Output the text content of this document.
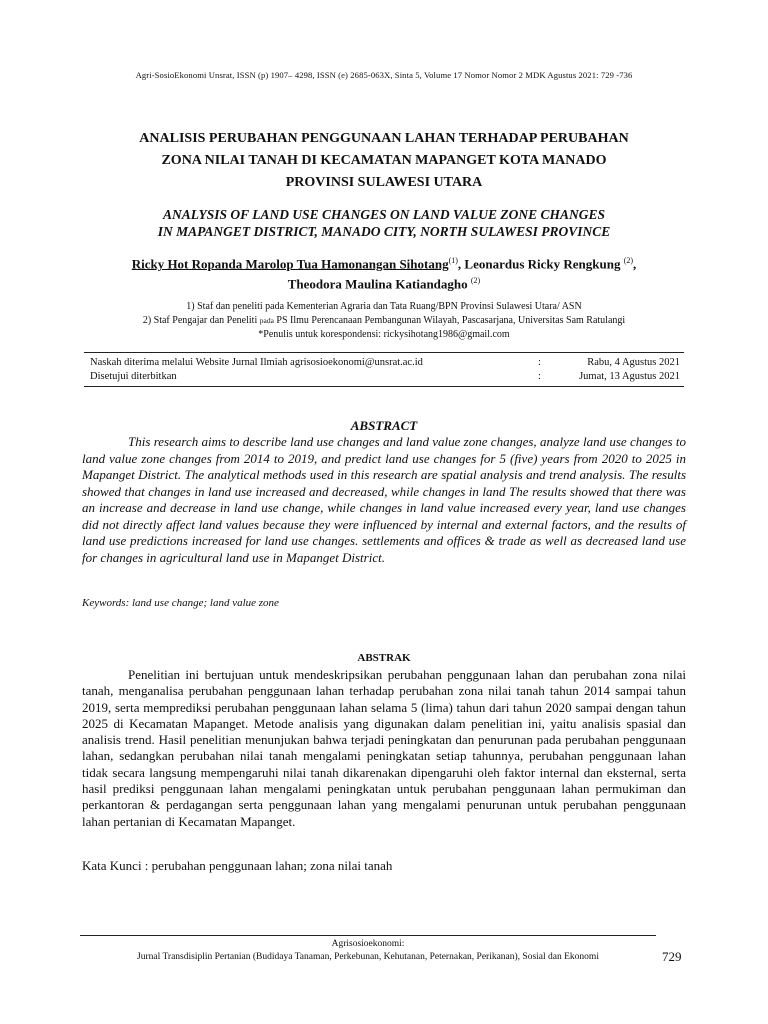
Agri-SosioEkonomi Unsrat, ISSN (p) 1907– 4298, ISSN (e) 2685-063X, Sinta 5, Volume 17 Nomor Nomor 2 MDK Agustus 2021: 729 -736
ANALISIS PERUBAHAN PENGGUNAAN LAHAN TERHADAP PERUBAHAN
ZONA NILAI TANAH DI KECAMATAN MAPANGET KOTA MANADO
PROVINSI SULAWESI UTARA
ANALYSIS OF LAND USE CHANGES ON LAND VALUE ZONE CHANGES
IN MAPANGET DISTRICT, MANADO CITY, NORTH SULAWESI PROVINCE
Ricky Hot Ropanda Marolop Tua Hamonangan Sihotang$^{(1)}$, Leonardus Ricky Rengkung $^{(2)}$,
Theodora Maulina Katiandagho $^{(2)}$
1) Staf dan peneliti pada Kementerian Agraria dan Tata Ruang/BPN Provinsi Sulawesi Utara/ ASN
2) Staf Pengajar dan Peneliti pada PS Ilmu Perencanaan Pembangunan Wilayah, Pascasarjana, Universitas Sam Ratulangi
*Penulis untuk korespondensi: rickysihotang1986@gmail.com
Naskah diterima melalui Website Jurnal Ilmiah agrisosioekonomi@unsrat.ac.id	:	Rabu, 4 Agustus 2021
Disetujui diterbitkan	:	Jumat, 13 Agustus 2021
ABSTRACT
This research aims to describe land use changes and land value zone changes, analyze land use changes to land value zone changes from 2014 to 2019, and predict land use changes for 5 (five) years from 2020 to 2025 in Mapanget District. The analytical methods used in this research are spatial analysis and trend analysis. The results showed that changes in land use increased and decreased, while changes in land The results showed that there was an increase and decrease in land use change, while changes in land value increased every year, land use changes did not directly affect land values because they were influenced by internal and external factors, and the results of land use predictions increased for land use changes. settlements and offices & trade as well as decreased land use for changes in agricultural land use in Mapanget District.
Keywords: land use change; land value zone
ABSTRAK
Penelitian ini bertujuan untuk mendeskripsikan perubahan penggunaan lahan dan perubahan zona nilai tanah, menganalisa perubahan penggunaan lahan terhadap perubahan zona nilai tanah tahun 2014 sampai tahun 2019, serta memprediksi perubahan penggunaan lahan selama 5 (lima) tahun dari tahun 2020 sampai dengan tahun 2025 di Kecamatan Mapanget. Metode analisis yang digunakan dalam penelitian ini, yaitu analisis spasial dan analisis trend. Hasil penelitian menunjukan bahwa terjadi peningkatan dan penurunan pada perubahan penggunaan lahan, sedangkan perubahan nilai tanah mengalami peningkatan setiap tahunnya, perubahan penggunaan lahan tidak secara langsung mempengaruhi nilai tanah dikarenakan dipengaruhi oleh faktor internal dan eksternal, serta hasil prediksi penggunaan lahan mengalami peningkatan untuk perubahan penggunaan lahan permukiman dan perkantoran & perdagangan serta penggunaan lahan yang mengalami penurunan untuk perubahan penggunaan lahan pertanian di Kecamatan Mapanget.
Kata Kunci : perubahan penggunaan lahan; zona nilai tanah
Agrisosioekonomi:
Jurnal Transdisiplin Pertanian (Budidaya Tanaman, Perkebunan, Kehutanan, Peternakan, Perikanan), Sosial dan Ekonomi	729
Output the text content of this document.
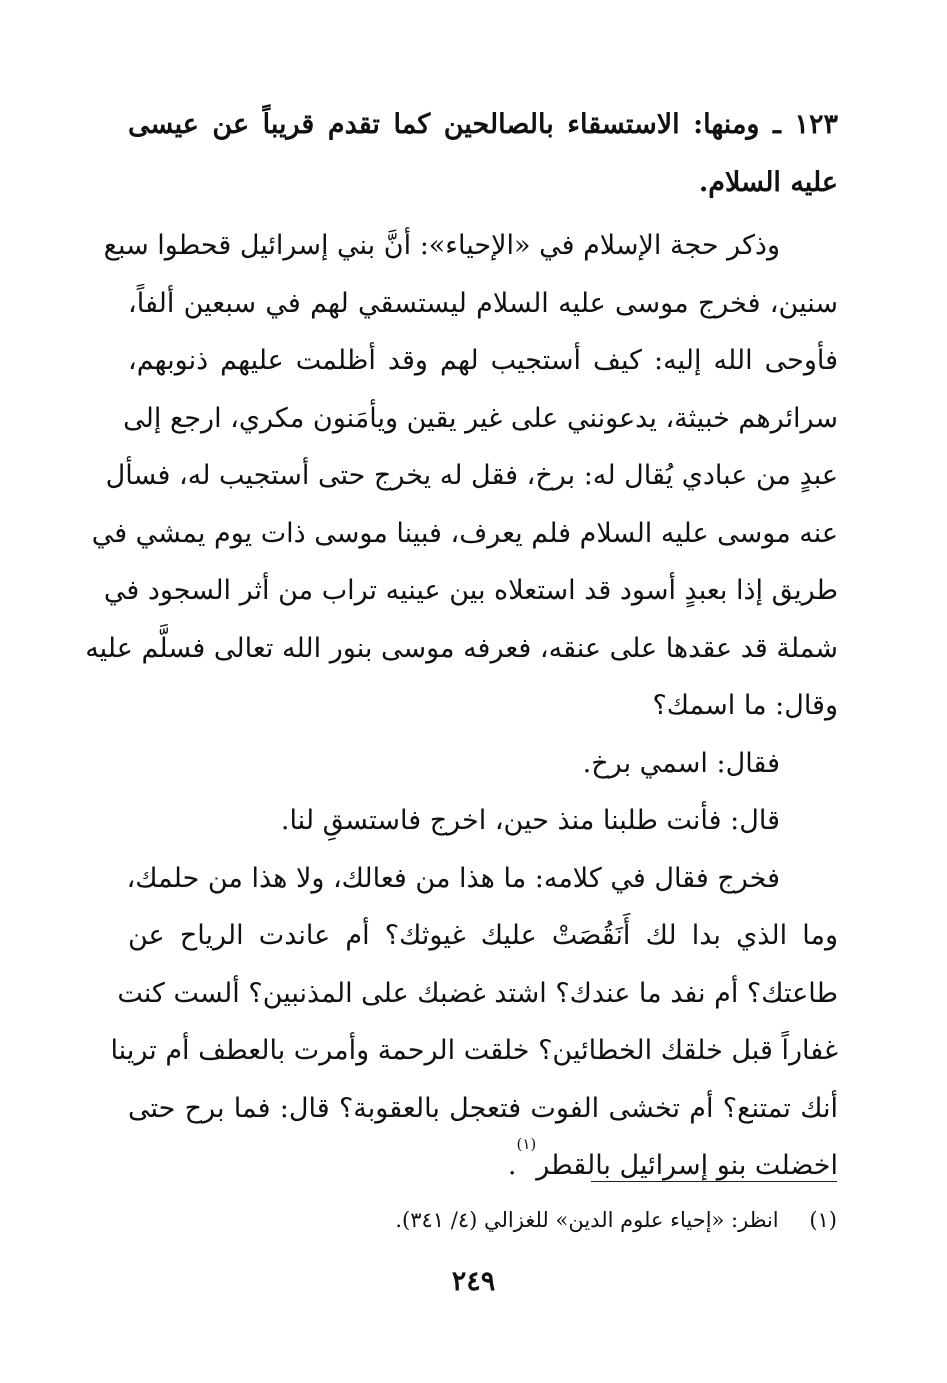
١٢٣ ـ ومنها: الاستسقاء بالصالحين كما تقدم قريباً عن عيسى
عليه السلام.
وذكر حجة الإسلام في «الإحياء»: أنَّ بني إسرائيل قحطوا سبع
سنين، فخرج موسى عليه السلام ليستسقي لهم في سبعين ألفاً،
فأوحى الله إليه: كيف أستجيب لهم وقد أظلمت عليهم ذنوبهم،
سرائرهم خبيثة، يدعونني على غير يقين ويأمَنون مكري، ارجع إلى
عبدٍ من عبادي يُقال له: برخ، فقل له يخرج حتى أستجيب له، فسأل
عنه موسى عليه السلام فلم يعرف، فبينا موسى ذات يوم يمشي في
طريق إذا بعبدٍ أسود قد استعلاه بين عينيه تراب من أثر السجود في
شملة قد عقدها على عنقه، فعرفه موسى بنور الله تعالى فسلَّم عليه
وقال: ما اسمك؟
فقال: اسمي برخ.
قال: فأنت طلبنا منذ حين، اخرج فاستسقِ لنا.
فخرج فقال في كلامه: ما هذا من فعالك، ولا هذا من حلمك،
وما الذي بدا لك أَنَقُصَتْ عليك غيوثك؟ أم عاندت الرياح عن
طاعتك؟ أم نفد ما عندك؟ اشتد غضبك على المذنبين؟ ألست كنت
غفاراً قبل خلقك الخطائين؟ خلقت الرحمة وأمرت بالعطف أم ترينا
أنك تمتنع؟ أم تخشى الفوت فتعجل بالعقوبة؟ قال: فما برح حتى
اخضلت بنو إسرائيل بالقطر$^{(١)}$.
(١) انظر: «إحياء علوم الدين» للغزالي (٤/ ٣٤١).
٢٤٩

□ □ □ □ □

Instructions for the task - The entries above are to be returned exactly, without their pictures.

Exercise solution -
Output the text content of this document.
Agri-SosioEkonomi Unsrat, ISSN (p) 1907– 4298, ISSN (e) 2685-063X, Sinta 5, Volume 17 Nomor Nomor 2 MDK Agustus 2021: 729 -736
ANALISIS PERUBAHAN PENGGUNAAN LAHAN TERHADAP PERUBAHAN
ZONA NILAI TANAH DI KECAMATAN MAPANGET KOTA MANADO
PROVINSI SULAWESI UTARA
ANALYSIS OF LAND USE CHANGES ON LAND VALUE ZONE CHANGES
IN MAPANGET DISTRICT, MANADO CITY, NORTH SULAWESI PROVINCE
Ricky Hot Ropanda Marolop Tua Hamonangan Sihotang$^{(1)}$, Leonardus Ricky Rengkung $^{(2)}$,
Theodora Maulina Katiandagho $^{(2)}$
1) Staf dan peneliti pada Kementerian Agraria dan Tata Ruang/BPN Provinsi Sulawesi Utara/ ASN
2) Staf Pengajar dan Peneliti pada PS Ilmu Perencanaan Pembangunan Wilayah, Pascasarjana, Universitas Sam Ratulangi
*Penulis untuk korespondensi: rickysihotang1986@gmail.com
Naskah diterima melalui Website Jurnal Ilmiah agrisosioekonomi@unsrat.ac.id	:	Rabu, 4 Agustus 2021
Disetujui diterbitkan	:	Jumat, 13 Agustus 2021
ABSTRACT
This research aims to describe land use changes and land value zone changes, analyze land use changes to land value zone changes from 2014 to 2019, and predict land use changes for 5 (five) years from 2020 to 2025 in Mapanget District. The analytical methods used in this research are spatial analysis and trend analysis. The results showed that changes in land use increased and decreased, while changes in land The results showed that there was an increase and decrease in land use change, while changes in land value increased every year, land use changes did not directly affect land values because they were influenced by internal and external factors, and the results of land use predictions increased for land use changes. settlements and offices & trade as well as decreased land use for changes in agricultural land use in Mapanget District.
Keywords: land use change; land value zone
ABSTRAK
Penelitian ini bertujuan untuk mendeskripsikan perubahan penggunaan lahan dan perubahan zona nilai tanah, menganalisa perubahan penggunaan lahan terhadap perubahan zona nilai tanah tahun 2014 sampai tahun 2019, serta memprediksi perubahan penggunaan lahan selama 5 (lima) tahun dari tahun 2020 sampai dengan tahun 2025 di Kecamatan Mapanget. Metode analisis yang digunakan dalam penelitian ini, yaitu analisis spasial dan analisis trend. Hasil penelitian menunjukan bahwa terjadi peningkatan dan penurunan pada perubahan penggunaan lahan, sedangkan perubahan nilai tanah mengalami peningkatan setiap tahunnya, perubahan penggunaan lahan tidak secara langsung mempengaruhi nilai tanah dikarenakan dipengaruhi oleh faktor internal dan eksternal, serta hasil prediksi penggunaan lahan mengalami peningkatan untuk perubahan penggunaan lahan permukiman dan perkantoran & perdagangan serta penggunaan lahan yang mengalami penurunan untuk perubahan penggunaan lahan pertanian di Kecamatan Mapanget.
Kata Kunci : perubahan penggunaan lahan; zona nilai tanah
Agrisosioekonomi:
Jurnal Transdisiplin Pertanian (Budidaya Tanaman, Perkebunan, Kehutanan, Peternakan, Perikanan), Sosial dan Ekonomi	729
Output the text content of this document.
١٢٣ ـ ومنها: الاستسقاء بالصالحين كما تقدم قريباً عن عيسى
عليه السلام.
وذكر حجة الإسلام في «الإحياء»: أنَّ بني إسرائيل قحطوا سبع
سنين، فخرج موسى عليه السلام ليستسقي لهم في سبعين ألفاً،
فأوحى الله إليه: كيف أستجيب لهم وقد أظلمت عليهم ذنوبهم،
سرائرهم خبيثة، يدعونني على غير يقين ويأمَنون مكري، ارجع إلى
عبدٍ من عبادي يُقال له: برخ، فقل له يخرج حتى أستجيب له، فسأل
عنه موسى عليه السلام فلم يعرف، فبينا موسى ذات يوم يمشي في
طريق إذا بعبدٍ أسود قد استعلاه بين عينيه تراب من أثر السجود في
شملة قد عقدها على عنقه، فعرفه موسى بنور الله تعالى فسلَّم عليه
وقال: ما اسمك؟
فقال: اسمي برخ.
قال: فأنت طلبنا منذ حين، اخرج فاستسقِ لنا.
فخرج فقال في كلامه: ما هذا من فعالك، ولا هذا من حلمك،
وما الذي بدا لك أَنَقُصَتْ عليك غيوثك؟ أم عاندت الرياح عن
طاعتك؟ أم نفد ما عندك؟ اشتد غضبك على المذنبين؟ ألست كنت
غفاراً قبل خلقك الخطائين؟ خلقت الرحمة وأمرت بالعطف أم ترينا
أنك تمتنع؟ أم تخشى الفوت فتعجل بالعقوبة؟ قال: فما برح حتى
اخضلت بنو إسرائيل بالقطر$^{(١)}$.
(١) انظر: «إحياء علوم الدين» للغزالي (٤/ ٣٤١).
٢٤٩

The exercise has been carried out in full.